## Required work
Copy out each line that has "historia" in it.

## Rows
START
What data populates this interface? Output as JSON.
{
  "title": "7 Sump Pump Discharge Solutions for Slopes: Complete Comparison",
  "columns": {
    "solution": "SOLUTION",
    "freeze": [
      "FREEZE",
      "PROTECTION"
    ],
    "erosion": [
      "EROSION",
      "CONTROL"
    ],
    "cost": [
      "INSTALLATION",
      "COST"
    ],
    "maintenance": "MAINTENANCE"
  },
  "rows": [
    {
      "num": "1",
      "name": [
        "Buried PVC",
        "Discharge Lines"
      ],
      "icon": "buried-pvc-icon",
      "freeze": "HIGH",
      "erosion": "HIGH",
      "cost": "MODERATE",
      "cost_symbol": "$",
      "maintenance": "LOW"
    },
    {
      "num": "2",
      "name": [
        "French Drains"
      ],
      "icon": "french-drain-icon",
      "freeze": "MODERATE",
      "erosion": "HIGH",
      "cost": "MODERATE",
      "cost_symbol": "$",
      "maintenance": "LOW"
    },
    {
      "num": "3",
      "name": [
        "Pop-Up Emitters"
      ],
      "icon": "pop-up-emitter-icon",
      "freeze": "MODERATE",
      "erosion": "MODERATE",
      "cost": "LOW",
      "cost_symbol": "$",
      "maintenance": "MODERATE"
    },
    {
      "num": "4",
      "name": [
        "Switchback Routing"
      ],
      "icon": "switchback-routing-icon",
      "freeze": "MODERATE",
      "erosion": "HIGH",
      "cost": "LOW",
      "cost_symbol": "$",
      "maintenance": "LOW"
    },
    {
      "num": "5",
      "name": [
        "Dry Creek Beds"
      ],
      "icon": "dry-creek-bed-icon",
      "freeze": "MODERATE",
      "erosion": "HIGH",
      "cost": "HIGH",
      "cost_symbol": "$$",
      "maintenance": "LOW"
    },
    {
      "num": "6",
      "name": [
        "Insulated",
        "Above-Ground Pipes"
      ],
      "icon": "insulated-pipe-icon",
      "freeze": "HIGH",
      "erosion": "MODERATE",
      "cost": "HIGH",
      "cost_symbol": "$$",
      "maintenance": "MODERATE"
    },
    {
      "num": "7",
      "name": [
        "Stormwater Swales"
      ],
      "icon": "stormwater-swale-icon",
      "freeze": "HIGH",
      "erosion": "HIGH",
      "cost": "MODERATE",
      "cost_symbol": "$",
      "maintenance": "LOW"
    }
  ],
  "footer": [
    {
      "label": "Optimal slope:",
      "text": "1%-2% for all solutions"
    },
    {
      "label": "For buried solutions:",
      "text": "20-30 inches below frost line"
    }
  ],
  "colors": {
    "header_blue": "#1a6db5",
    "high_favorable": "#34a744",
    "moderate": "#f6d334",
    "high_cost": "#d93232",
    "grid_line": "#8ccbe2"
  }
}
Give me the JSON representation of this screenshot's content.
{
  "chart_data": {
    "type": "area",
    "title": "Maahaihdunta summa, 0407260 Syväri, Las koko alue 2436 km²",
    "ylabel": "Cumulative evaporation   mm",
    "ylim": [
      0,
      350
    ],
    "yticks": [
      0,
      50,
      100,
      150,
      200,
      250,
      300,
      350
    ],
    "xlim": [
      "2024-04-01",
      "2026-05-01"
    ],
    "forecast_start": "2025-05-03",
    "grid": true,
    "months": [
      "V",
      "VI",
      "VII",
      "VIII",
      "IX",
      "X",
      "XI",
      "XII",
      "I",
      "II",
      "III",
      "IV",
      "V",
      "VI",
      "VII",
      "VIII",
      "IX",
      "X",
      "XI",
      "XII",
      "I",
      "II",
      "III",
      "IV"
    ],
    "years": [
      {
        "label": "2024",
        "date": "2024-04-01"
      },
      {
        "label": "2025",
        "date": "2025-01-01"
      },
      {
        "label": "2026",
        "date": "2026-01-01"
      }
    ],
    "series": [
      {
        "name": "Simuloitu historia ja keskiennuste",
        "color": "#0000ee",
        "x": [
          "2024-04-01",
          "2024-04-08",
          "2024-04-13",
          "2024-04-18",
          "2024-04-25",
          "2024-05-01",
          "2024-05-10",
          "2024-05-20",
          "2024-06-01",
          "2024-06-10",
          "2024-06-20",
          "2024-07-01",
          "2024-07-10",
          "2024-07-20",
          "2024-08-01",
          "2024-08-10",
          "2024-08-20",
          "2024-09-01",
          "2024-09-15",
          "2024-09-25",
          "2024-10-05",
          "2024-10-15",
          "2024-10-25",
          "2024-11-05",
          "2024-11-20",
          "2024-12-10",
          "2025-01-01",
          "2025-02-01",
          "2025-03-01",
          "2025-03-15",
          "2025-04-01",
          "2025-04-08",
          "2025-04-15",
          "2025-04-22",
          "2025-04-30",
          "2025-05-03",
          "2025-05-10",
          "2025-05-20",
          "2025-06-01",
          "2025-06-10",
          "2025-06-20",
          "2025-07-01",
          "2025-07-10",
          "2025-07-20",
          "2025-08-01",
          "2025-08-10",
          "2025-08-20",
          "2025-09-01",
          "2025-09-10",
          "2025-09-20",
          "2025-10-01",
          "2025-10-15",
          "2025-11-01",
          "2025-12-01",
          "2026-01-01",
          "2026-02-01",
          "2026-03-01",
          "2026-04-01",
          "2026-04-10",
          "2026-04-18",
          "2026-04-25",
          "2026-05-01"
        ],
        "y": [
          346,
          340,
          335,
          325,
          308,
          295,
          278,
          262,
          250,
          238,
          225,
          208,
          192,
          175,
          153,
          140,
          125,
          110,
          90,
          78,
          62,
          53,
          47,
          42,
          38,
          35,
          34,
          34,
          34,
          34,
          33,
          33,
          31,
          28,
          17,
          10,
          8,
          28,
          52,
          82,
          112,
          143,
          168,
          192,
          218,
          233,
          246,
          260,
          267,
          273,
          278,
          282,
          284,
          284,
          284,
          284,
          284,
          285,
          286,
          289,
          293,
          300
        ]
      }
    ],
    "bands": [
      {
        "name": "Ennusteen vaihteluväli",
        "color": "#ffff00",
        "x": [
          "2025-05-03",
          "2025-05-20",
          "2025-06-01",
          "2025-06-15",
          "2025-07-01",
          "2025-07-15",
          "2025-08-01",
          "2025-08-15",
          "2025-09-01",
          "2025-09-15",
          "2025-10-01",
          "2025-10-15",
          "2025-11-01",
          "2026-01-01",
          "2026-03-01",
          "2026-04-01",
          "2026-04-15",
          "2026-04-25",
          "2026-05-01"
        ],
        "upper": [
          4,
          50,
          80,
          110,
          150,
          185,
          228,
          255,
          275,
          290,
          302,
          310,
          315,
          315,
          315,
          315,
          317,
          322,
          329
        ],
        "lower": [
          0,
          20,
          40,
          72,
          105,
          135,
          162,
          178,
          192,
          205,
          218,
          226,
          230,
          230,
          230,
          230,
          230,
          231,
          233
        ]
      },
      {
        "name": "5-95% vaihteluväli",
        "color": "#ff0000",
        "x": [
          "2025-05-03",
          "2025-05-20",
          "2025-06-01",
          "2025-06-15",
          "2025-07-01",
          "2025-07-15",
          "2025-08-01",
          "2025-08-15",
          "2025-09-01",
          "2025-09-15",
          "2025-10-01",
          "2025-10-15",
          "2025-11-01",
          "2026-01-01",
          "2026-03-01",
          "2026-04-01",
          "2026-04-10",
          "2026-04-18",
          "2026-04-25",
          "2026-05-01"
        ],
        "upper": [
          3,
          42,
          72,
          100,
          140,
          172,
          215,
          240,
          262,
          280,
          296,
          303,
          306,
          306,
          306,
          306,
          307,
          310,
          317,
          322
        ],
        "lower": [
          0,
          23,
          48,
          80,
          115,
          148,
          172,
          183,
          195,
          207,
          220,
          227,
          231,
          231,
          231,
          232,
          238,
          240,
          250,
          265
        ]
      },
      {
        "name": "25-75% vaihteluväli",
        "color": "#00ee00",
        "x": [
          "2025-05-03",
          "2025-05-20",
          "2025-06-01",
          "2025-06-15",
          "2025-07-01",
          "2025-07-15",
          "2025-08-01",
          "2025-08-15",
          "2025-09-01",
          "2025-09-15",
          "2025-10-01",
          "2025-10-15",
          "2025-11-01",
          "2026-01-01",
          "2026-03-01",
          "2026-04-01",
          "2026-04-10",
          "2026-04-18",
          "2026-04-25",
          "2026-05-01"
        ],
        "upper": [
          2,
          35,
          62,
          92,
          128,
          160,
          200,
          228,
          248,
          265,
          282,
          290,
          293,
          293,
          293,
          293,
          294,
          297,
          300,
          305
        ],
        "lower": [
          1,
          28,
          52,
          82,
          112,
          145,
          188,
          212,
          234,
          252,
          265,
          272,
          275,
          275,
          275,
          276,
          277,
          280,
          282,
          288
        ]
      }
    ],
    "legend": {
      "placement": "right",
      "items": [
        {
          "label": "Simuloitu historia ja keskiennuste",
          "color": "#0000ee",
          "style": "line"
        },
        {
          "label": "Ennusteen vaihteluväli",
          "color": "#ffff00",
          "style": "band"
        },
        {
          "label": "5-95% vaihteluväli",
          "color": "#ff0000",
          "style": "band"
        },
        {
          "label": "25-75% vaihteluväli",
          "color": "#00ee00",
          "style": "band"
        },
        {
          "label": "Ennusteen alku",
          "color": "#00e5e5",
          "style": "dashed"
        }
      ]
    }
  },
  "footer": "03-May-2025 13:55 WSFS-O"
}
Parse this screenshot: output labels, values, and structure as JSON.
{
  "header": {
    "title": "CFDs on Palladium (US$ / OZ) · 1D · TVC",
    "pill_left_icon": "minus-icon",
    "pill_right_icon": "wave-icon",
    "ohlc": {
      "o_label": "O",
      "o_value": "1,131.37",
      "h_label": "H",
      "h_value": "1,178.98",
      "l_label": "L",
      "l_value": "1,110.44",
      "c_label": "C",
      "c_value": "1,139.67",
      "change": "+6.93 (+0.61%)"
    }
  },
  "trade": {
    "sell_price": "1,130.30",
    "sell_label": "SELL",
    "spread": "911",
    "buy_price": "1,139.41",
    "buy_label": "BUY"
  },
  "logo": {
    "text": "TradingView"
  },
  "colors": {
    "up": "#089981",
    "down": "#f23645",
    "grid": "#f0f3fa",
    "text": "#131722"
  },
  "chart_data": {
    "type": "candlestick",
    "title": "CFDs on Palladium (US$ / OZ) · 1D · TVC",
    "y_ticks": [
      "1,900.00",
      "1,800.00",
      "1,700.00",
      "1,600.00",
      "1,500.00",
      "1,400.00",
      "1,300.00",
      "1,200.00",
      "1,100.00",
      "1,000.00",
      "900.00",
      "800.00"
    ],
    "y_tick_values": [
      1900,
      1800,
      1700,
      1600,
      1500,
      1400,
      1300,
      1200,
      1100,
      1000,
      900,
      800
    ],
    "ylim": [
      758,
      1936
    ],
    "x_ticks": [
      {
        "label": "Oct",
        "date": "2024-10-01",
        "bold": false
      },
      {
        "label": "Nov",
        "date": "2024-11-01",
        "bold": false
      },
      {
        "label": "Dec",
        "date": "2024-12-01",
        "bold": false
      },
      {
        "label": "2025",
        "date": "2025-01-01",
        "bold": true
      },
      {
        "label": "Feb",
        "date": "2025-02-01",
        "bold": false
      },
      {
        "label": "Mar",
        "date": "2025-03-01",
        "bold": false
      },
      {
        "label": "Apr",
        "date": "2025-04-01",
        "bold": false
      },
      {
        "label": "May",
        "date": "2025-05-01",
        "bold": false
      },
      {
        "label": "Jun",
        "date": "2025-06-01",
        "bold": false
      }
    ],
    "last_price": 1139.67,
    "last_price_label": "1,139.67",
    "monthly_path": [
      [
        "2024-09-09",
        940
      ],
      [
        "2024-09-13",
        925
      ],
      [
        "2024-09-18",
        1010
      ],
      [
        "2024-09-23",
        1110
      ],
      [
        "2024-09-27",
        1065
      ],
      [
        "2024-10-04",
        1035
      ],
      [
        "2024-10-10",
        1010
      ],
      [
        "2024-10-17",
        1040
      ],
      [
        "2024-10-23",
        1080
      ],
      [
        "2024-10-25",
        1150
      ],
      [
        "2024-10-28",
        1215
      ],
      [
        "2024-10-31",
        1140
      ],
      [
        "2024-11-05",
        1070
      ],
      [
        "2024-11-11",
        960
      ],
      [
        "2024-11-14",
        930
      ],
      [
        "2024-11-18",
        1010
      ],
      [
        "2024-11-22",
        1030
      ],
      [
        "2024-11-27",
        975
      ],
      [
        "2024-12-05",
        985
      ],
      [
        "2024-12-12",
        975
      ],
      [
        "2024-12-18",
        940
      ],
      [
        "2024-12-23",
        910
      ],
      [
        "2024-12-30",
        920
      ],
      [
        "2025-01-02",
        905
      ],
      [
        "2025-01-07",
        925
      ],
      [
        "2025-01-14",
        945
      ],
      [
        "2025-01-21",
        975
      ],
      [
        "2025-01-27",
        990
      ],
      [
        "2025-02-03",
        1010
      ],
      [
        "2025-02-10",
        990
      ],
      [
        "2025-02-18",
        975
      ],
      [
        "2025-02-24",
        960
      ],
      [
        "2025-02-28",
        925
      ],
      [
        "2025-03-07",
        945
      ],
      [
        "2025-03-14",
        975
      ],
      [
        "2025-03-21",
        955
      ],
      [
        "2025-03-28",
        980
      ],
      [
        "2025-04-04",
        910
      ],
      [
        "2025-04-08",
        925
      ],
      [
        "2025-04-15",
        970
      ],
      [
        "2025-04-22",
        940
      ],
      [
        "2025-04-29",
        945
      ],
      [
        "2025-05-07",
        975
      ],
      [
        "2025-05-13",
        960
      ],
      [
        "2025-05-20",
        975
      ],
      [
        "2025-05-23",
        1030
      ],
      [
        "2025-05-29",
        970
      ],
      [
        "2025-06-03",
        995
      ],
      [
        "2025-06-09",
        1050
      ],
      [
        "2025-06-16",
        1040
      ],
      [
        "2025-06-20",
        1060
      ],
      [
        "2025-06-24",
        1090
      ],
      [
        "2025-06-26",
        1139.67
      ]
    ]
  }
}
END
## Answer for this exercise
        "name": "Simuloitu historia ja keskiennuste",
          "label": "Simuloitu historia ja keskiennuste",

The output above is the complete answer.